Work instructions: Go through the entries below and write each one out exactly.

Supplied material:

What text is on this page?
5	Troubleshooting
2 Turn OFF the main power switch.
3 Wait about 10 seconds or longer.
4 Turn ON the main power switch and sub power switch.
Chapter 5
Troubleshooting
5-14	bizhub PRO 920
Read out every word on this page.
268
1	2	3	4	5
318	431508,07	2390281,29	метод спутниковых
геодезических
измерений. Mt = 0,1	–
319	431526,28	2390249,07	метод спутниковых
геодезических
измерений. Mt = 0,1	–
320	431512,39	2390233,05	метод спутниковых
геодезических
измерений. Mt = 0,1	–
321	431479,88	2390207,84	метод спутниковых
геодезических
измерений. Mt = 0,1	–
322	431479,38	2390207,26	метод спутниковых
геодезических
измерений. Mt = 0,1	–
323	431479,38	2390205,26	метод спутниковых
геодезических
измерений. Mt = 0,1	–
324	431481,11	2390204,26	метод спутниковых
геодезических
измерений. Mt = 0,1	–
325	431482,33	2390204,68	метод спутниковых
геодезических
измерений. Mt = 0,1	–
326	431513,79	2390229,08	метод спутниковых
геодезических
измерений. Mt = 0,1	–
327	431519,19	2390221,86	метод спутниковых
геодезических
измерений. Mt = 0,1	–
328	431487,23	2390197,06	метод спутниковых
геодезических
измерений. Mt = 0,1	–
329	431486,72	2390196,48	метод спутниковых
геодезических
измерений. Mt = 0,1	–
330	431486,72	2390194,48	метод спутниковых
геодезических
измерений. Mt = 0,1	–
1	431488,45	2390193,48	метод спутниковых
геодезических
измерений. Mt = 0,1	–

Written answer:
What text is on this page?
5	Troubleshooting
2 Turn OFF the main power switch.
3 Wait about 10 seconds or longer.
4 Turn ON the main power switch and sub power switch.
Chapter 5
Troubleshooting
5-14	bizhub PRO 920
Read out every word on this page.
268
1	2	3	4	5
318	431508,07	2390281,29	метод спутниковых
геодезических
измерений. Mt = 0,1	–
319	431526,28	2390249,07	метод спутниковых
геодезических
измерений. Mt = 0,1	–
320	431512,39	2390233,05	метод спутниковых
геодезических
измерений. Mt = 0,1	–
321	431479,88	2390207,84	метод спутниковых
геодезических
измерений. Mt = 0,1	–
322	431479,38	2390207,26	метод спутниковых
геодезических
измерений. Mt = 0,1	–
323	431479,38	2390205,26	метод спутниковых
геодезических
измерений. Mt = 0,1	–
324	431481,11	2390204,26	метод спутниковых
геодезических
измерений. Mt = 0,1	–
325	431482,33	2390204,68	метод спутниковых
геодезических
измерений. Mt = 0,1	–
326	431513,79	2390229,08	метод спутниковых
геодезических
измерений. Mt = 0,1	–
327	431519,19	2390221,86	метод спутниковых
геодезических
измерений. Mt = 0,1	–
328	431487,23	2390197,06	метод спутниковых
геодезических
измерений. Mt = 0,1	–
329	431486,72	2390196,48	метод спутниковых
геодезических
измерений. Mt = 0,1	–
330	431486,72	2390194,48	метод спутниковых
геодезических
измерений. Mt = 0,1	–
1	431488,45	2390193,48	метод спутниковых
геодезических
измерений. Mt = 0,1	–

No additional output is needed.